From the line containing "Extract all readable text from this page." down to the last line of the listing, quote everything word for word, and nothing else, keeping pictures out.
┄┄┄┄┄┄
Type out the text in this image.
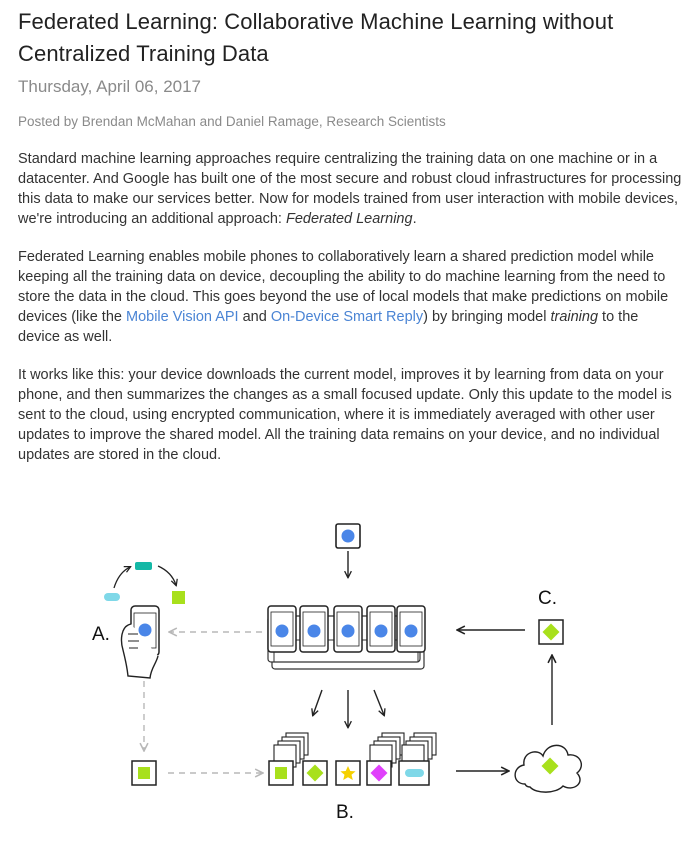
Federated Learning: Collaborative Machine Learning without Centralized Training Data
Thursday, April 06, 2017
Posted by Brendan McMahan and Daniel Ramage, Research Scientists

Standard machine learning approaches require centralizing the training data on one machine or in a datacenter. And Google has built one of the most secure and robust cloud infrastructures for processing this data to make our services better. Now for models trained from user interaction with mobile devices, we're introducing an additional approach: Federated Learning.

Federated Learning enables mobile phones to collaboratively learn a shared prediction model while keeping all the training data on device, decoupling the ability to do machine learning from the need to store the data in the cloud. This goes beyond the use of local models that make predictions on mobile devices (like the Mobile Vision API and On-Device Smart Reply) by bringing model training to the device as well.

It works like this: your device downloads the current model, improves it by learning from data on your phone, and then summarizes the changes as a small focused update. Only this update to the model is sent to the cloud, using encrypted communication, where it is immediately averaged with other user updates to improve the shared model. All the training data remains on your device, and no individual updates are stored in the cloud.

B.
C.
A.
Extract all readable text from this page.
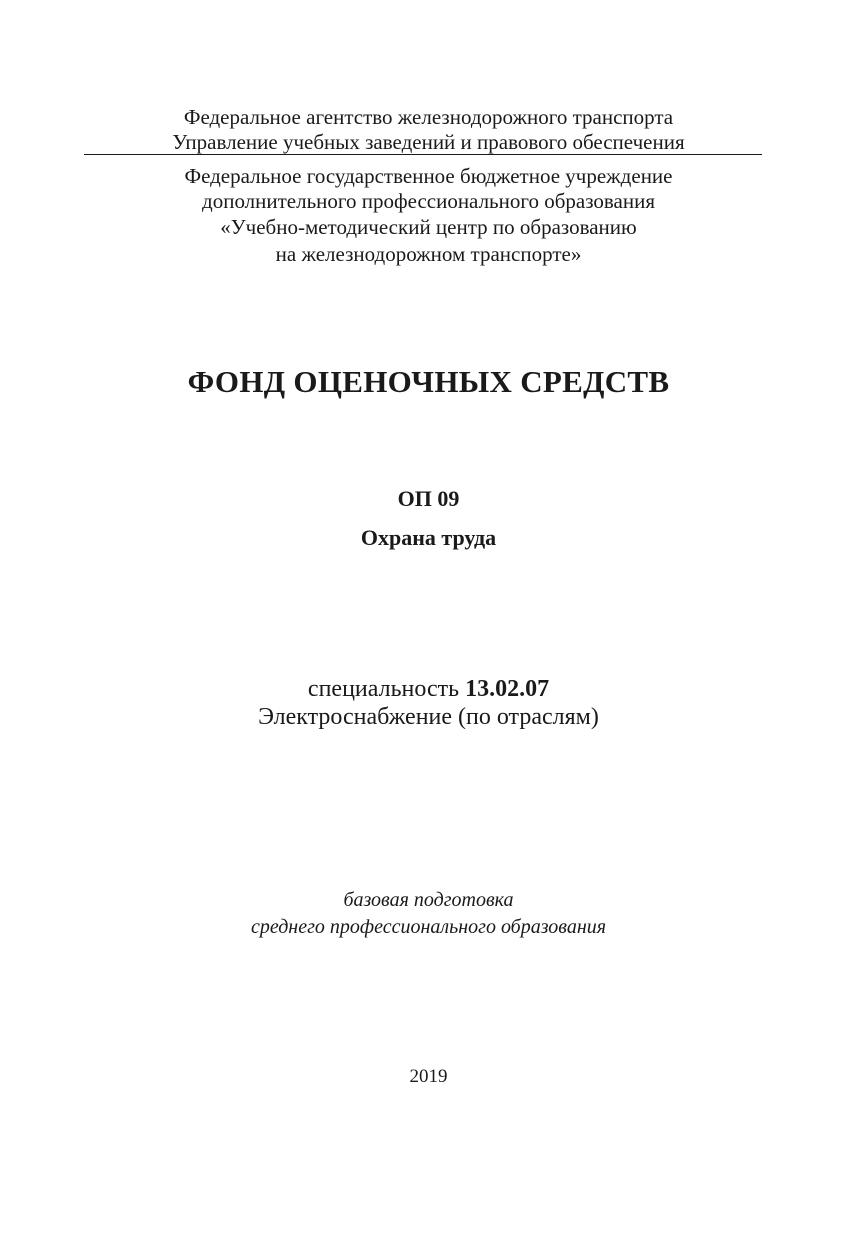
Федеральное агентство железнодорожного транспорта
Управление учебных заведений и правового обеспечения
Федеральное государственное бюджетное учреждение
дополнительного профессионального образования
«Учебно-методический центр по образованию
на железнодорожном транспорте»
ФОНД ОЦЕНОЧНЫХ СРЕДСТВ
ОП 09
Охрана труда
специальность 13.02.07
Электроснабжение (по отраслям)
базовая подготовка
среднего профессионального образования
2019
┄┄┄┄┄┄
Answer for the task:
Extract all readable text from this page.
Федеральное агентство железнодорожного транспорта
Управление учебных заведений и правового обеспечения
Федеральное государственное бюджетное учреждение
дополнительного профессионального образования
«Учебно-методический центр по образованию
на железнодорожном транспорте»
ФОНД ОЦЕНОЧНЫХ СРЕДСТВ
ОП 09
Охрана труда
специальность 13.02.07
Электроснабжение (по отраслям)
базовая подготовка
среднего профессионального образования
2019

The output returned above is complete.